Task requirements:
Reproduce this listing in full.

───

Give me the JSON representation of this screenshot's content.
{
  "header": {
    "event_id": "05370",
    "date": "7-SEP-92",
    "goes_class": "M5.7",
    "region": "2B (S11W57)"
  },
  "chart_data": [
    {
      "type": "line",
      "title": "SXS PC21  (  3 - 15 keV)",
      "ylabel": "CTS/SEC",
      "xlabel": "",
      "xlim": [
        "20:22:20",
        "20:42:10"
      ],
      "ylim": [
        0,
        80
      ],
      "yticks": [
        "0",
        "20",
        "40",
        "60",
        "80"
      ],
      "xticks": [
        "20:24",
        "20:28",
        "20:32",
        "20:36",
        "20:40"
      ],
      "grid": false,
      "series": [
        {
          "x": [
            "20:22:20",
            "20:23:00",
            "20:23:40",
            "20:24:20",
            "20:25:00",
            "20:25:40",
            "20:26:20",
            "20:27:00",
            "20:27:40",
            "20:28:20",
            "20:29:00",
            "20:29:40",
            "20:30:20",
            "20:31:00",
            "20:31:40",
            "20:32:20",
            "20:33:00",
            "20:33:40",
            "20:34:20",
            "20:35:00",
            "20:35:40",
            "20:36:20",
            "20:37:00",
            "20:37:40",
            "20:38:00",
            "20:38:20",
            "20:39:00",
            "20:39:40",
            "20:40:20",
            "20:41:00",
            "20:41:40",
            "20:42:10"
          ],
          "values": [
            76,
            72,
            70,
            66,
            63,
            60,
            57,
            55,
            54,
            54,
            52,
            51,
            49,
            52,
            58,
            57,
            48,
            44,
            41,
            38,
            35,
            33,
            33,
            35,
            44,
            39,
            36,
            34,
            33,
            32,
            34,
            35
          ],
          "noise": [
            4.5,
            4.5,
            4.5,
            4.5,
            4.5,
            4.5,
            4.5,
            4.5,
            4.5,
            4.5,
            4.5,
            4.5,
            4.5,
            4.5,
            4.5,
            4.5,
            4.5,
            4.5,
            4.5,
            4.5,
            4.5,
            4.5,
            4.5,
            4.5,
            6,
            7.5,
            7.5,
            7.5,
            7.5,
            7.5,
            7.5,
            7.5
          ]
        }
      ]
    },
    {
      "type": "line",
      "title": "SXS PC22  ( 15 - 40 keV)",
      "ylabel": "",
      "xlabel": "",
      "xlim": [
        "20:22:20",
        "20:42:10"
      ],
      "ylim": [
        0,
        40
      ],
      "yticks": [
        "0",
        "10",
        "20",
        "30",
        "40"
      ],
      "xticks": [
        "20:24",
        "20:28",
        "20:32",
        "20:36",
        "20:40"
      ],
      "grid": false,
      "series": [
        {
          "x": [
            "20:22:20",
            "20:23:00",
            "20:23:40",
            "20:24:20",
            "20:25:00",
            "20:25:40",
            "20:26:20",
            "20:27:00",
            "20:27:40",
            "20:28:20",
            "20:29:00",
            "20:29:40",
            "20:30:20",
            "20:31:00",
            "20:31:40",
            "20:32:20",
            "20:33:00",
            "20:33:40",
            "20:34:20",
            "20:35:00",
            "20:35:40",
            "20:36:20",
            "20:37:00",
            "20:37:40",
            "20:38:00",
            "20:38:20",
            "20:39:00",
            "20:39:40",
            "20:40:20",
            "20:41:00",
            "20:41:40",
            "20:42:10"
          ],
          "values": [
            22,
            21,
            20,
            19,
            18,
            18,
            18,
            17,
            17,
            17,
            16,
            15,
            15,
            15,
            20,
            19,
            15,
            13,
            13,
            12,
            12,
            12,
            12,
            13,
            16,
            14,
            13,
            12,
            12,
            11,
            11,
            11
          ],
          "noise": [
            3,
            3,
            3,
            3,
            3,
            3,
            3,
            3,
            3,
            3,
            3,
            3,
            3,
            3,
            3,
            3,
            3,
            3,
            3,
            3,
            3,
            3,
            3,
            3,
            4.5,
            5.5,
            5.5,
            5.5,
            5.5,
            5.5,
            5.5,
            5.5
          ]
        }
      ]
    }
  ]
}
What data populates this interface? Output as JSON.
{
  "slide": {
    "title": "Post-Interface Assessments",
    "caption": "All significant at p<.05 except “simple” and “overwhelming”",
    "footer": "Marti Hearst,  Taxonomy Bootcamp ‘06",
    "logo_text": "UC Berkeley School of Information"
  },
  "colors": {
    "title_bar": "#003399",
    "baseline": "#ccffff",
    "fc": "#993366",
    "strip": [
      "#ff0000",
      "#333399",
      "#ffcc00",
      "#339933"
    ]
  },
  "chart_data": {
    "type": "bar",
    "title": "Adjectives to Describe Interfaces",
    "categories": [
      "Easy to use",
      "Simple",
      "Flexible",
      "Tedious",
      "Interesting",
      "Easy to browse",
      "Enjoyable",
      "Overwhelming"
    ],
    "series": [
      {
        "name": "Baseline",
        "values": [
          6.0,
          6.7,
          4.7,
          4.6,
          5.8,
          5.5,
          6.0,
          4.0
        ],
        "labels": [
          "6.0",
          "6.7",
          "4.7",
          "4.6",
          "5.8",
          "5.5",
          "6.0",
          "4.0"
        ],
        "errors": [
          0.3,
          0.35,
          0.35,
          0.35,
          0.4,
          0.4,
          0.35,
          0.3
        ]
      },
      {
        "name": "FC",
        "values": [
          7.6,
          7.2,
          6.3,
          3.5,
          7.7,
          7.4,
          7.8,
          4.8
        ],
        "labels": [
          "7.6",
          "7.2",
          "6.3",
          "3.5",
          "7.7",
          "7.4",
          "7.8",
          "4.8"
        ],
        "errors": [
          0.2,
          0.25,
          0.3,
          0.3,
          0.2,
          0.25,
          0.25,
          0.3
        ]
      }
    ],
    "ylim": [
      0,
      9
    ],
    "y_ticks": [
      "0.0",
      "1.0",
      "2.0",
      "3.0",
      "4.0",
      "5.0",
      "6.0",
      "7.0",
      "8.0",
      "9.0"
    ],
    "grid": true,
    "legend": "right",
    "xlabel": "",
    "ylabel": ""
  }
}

───

Task output:
Give me the JSON representation of this screenshot's content.
{
  "header": {
    "event_id": "05370",
    "date": "7-SEP-92",
    "goes_class": "M5.7",
    "region": "2B (S11W57)"
  },
  "chart_data": [
    {
      "type": "line",
      "title": "SXS PC21  (  3 - 15 keV)",
      "ylabel": "CTS/SEC",
      "xlabel": "",
      "xlim": [
        "20:22:20",
        "20:42:10"
      ],
      "ylim": [
        0,
        80
      ],
      "yticks": [
        "0",
        "20",
        "40",
        "60",
        "80"
      ],
      "xticks": [
        "20:24",
        "20:28",
        "20:32",
        "20:36",
        "20:40"
      ],
      "grid": false,
      "series": [
        {
          "x": [
            "20:22:20",
            "20:23:00",
            "20:23:40",
            "20:24:20",
            "20:25:00",
            "20:25:40",
            "20:26:20",
            "20:27:00",
            "20:27:40",
            "20:28:20",
            "20:29:00",
            "20:29:40",
            "20:30:20",
            "20:31:00",
            "20:31:40",
            "20:32:20",
            "20:33:00",
            "20:33:40",
            "20:34:20",
            "20:35:00",
            "20:35:40",
            "20:36:20",
            "20:37:00",
            "20:37:40",
            "20:38:00",
            "20:38:20",
            "20:39:00",
            "20:39:40",
            "20:40:20",
            "20:41:00",
            "20:41:40",
            "20:42:10"
          ],
          "values": [
            76,
            72,
            70,
            66,
            63,
            60,
            57,
            55,
            54,
            54,
            52,
            51,
            49,
            52,
            58,
            57,
            48,
            44,
            41,
            38,
            35,
            33,
            33,
            35,
            44,
            39,
            36,
            34,
            33,
            32,
            34,
            35
          ],
          "noise": [
            4.5,
            4.5,
            4.5,
            4.5,
            4.5,
            4.5,
            4.5,
            4.5,
            4.5,
            4.5,
            4.5,
            4.5,
            4.5,
            4.5,
            4.5,
            4.5,
            4.5,
            4.5,
            4.5,
            4.5,
            4.5,
            4.5,
            4.5,
            4.5,
            6,
            7.5,
            7.5,
            7.5,
            7.5,
            7.5,
            7.5,
            7.5
          ]
        }
      ]
    },
    {
      "type": "line",
      "title": "SXS PC22  ( 15 - 40 keV)",
      "ylabel": "",
      "xlabel": "",
      "xlim": [
        "20:22:20",
        "20:42:10"
      ],
      "ylim": [
        0,
        40
      ],
      "yticks": [
        "0",
        "10",
        "20",
        "30",
        "40"
      ],
      "xticks": [
        "20:24",
        "20:28",
        "20:32",
        "20:36",
        "20:40"
      ],
      "grid": false,
      "series": [
        {
          "x": [
            "20:22:20",
            "20:23:00",
            "20:23:40",
            "20:24:20",
            "20:25:00",
            "20:25:40",
            "20:26:20",
            "20:27:00",
            "20:27:40",
            "20:28:20",
            "20:29:00",
            "20:29:40",
            "20:30:20",
            "20:31:00",
            "20:31:40",
            "20:32:20",
            "20:33:00",
            "20:33:40",
            "20:34:20",
            "20:35:00",
            "20:35:40",
            "20:36:20",
            "20:37:00",
            "20:37:40",
            "20:38:00",
            "20:38:20",
            "20:39:00",
            "20:39:40",
            "20:40:20",
            "20:41:00",
            "20:41:40",
            "20:42:10"
          ],
          "values": [
            22,
            21,
            20,
            19,
            18,
            18,
            18,
            17,
            17,
            17,
            16,
            15,
            15,
            15,
            20,
            19,
            15,
            13,
            13,
            12,
            12,
            12,
            12,
            13,
            16,
            14,
            13,
            12,
            12,
            11,
            11,
            11
          ],
          "noise": [
            3,
            3,
            3,
            3,
            3,
            3,
            3,
            3,
            3,
            3,
            3,
            3,
            3,
            3,
            3,
            3,
            3,
            3,
            3,
            3,
            3,
            3,
            3,
            3,
            4.5,
            5.5,
            5.5,
            5.5,
            5.5,
            5.5,
            5.5,
            5.5
          ]
        }
      ]
    }
  ]
}
What data populates this interface? Output as JSON.
{
  "slide": {
    "title": "Post-Interface Assessments",
    "caption": "All significant at p<.05 except “simple” and “overwhelming”",
    "footer": "Marti Hearst,  Taxonomy Bootcamp ‘06",
    "logo_text": "UC Berkeley School of Information"
  },
  "colors": {
    "title_bar": "#003399",
    "baseline": "#ccffff",
    "fc": "#993366",
    "strip": [
      "#ff0000",
      "#333399",
      "#ffcc00",
      "#339933"
    ]
  },
  "chart_data": {
    "type": "bar",
    "title": "Adjectives to Describe Interfaces",
    "categories": [
      "Easy to use",
      "Simple",
      "Flexible",
      "Tedious",
      "Interesting",
      "Easy to browse",
      "Enjoyable",
      "Overwhelming"
    ],
    "series": [
      {
        "name": "Baseline",
        "values": [
          6.0,
          6.7,
          4.7,
          4.6,
          5.8,
          5.5,
          6.0,
          4.0
        ],
        "labels": [
          "6.0",
          "6.7",
          "4.7",
          "4.6",
          "5.8",
          "5.5",
          "6.0",
          "4.0"
        ],
        "errors": [
          0.3,
          0.35,
          0.35,
          0.35,
          0.4,
          0.4,
          0.35,
          0.3
        ]
      },
      {
        "name": "FC",
        "values": [
          7.6,
          7.2,
          6.3,
          3.5,
          7.7,
          7.4,
          7.8,
          4.8
        ],
        "labels": [
          "7.6",
          "7.2",
          "6.3",
          "3.5",
          "7.7",
          "7.4",
          "7.8",
          "4.8"
        ],
        "errors": [
          0.2,
          0.25,
          0.3,
          0.3,
          0.2,
          0.25,
          0.25,
          0.3
        ]
      }
    ],
    "ylim": [
      0,
      9
    ],
    "y_ticks": [
      "0.0",
      "1.0",
      "2.0",
      "3.0",
      "4.0",
      "5.0",
      "6.0",
      "7.0",
      "8.0",
      "9.0"
    ],
    "grid": true,
    "legend": "right",
    "xlabel": "",
    "ylabel": ""
  }
}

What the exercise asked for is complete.